:: Exercise details ::
Read the records and write them out again exactly.

[start Entries]

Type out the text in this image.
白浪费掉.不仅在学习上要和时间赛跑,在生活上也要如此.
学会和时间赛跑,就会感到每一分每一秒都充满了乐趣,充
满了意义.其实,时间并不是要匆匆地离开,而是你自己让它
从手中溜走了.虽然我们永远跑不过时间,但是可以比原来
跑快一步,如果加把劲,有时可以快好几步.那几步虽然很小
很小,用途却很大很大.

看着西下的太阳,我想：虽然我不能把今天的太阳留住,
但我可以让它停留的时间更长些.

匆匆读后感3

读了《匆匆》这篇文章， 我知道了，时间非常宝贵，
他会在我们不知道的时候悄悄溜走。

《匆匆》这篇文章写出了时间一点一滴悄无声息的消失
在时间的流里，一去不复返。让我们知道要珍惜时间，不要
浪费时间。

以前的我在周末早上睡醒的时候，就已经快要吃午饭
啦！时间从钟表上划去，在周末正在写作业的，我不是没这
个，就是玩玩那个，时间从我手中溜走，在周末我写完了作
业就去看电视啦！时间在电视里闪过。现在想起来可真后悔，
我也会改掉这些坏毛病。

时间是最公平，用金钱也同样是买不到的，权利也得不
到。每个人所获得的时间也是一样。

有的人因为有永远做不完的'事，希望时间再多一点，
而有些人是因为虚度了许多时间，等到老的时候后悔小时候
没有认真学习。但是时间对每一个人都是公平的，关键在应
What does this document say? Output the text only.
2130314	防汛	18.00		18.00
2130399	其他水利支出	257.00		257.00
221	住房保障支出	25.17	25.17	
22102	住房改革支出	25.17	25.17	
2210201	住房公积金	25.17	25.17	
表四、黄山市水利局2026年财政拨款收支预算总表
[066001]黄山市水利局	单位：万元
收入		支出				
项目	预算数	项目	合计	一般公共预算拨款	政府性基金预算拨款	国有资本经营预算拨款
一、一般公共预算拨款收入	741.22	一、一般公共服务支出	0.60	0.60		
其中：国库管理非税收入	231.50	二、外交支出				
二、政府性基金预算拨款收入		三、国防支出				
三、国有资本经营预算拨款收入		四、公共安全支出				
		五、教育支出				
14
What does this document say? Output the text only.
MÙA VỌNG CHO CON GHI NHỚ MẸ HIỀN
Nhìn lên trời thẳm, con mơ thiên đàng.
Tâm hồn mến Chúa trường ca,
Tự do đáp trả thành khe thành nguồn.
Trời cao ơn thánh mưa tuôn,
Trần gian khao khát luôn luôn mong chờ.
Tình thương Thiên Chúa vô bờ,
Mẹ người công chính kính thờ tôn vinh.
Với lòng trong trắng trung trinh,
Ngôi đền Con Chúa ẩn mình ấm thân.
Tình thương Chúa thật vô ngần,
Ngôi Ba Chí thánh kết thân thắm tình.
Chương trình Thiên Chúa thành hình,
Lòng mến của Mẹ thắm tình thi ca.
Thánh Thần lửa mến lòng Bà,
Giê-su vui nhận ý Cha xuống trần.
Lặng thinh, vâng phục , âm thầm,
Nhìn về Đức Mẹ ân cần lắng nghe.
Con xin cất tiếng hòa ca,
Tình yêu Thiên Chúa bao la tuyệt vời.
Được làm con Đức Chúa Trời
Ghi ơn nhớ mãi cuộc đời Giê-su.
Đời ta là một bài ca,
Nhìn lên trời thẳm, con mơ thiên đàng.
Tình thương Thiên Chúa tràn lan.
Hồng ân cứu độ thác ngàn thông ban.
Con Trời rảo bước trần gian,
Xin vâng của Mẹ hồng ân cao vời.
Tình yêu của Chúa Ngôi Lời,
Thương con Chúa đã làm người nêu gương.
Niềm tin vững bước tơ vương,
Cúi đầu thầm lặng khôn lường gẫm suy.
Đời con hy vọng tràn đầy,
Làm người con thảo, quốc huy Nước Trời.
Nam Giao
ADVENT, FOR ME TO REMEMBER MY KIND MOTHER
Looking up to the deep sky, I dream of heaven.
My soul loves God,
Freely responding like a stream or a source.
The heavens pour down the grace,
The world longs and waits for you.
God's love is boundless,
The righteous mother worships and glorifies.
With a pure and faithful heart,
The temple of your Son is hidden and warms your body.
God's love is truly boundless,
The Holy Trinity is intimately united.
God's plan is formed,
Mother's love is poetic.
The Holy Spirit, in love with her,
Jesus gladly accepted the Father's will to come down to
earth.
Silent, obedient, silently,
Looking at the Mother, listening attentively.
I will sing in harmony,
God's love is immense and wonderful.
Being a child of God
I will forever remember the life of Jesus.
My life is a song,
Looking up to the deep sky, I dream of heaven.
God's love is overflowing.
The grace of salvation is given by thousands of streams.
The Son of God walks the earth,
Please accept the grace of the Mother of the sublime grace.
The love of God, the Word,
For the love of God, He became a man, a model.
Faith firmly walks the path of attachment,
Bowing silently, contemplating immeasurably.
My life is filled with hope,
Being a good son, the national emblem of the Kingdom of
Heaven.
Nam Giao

[end Entries]

:: Task solution ::
Type out the text in this image.
白浪费掉.不仅在学习上要和时间赛跑,在生活上也要如此.
学会和时间赛跑,就会感到每一分每一秒都充满了乐趣,充
满了意义.其实,时间并不是要匆匆地离开,而是你自己让它
从手中溜走了.虽然我们永远跑不过时间,但是可以比原来
跑快一步,如果加把劲,有时可以快好几步.那几步虽然很小
很小,用途却很大很大.

看着西下的太阳,我想：虽然我不能把今天的太阳留住,
但我可以让它停留的时间更长些.

匆匆读后感3

读了《匆匆》这篇文章， 我知道了，时间非常宝贵，
他会在我们不知道的时候悄悄溜走。

《匆匆》这篇文章写出了时间一点一滴悄无声息的消失
在时间的流里，一去不复返。让我们知道要珍惜时间，不要
浪费时间。

以前的我在周末早上睡醒的时候，就已经快要吃午饭
啦！时间从钟表上划去，在周末正在写作业的，我不是没这
个，就是玩玩那个，时间从我手中溜走，在周末我写完了作
业就去看电视啦！时间在电视里闪过。现在想起来可真后悔，
我也会改掉这些坏毛病。

时间是最公平，用金钱也同样是买不到的，权利也得不
到。每个人所获得的时间也是一样。

有的人因为有永远做不完的'事，希望时间再多一点，
而有些人是因为虚度了许多时间，等到老的时候后悔小时候
没有认真学习。但是时间对每一个人都是公平的，关键在应
What does this document say? Output the text only.
2130314	防汛	18.00		18.00
2130399	其他水利支出	257.00		257.00
221	住房保障支出	25.17	25.17	
22102	住房改革支出	25.17	25.17	
2210201	住房公积金	25.17	25.17	
表四、黄山市水利局2026年财政拨款收支预算总表
[066001]黄山市水利局	单位：万元
收入		支出				
项目	预算数	项目	合计	一般公共预算拨款	政府性基金预算拨款	国有资本经营预算拨款
一、一般公共预算拨款收入	741.22	一、一般公共服务支出	0.60	0.60		
其中：国库管理非税收入	231.50	二、外交支出				
二、政府性基金预算拨款收入		三、国防支出				
三、国有资本经营预算拨款收入		四、公共安全支出				
		五、教育支出				
14
What does this document say? Output the text only.
MÙA VỌNG CHO CON GHI NHỚ MẸ HIỀN
Nhìn lên trời thẳm, con mơ thiên đàng.
Tâm hồn mến Chúa trường ca,
Tự do đáp trả thành khe thành nguồn.
Trời cao ơn thánh mưa tuôn,
Trần gian khao khát luôn luôn mong chờ.
Tình thương Thiên Chúa vô bờ,
Mẹ người công chính kính thờ tôn vinh.
Với lòng trong trắng trung trinh,
Ngôi đền Con Chúa ẩn mình ấm thân.
Tình thương Chúa thật vô ngần,
Ngôi Ba Chí thánh kết thân thắm tình.
Chương trình Thiên Chúa thành hình,
Lòng mến của Mẹ thắm tình thi ca.
Thánh Thần lửa mến lòng Bà,
Giê-su vui nhận ý Cha xuống trần.
Lặng thinh, vâng phục , âm thầm,
Nhìn về Đức Mẹ ân cần lắng nghe.
Con xin cất tiếng hòa ca,
Tình yêu Thiên Chúa bao la tuyệt vời.
Được làm con Đức Chúa Trời
Ghi ơn nhớ mãi cuộc đời Giê-su.
Đời ta là một bài ca,
Nhìn lên trời thẳm, con mơ thiên đàng.
Tình thương Thiên Chúa tràn lan.
Hồng ân cứu độ thác ngàn thông ban.
Con Trời rảo bước trần gian,
Xin vâng của Mẹ hồng ân cao vời.
Tình yêu của Chúa Ngôi Lời,
Thương con Chúa đã làm người nêu gương.
Niềm tin vững bước tơ vương,
Cúi đầu thầm lặng khôn lường gẫm suy.
Đời con hy vọng tràn đầy,
Làm người con thảo, quốc huy Nước Trời.
Nam Giao
ADVENT, FOR ME TO REMEMBER MY KIND MOTHER
Looking up to the deep sky, I dream of heaven.
My soul loves God,
Freely responding like a stream or a source.
The heavens pour down the grace,
The world longs and waits for you.
God's love is boundless,
The righteous mother worships and glorifies.
With a pure and faithful heart,
The temple of your Son is hidden and warms your body.
God's love is truly boundless,
The Holy Trinity is intimately united.
God's plan is formed,
Mother's love is poetic.
The Holy Spirit, in love with her,
Jesus gladly accepted the Father's will to come down to
earth.
Silent, obedient, silently,
Looking at the Mother, listening attentively.
I will sing in harmony,
God's love is immense and wonderful.
Being a child of God
I will forever remember the life of Jesus.
My life is a song,
Looking up to the deep sky, I dream of heaven.
God's love is overflowing.
The grace of salvation is given by thousands of streams.
The Son of God walks the earth,
Please accept the grace of the Mother of the sublime grace.
The love of God, the Word,
For the love of God, He became a man, a model.
Faith firmly walks the path of attachment,
Bowing silently, contemplating immeasurably.
My life is filled with hope,
Being a good son, the national emblem of the Kingdom of
Heaven.
Nam Giao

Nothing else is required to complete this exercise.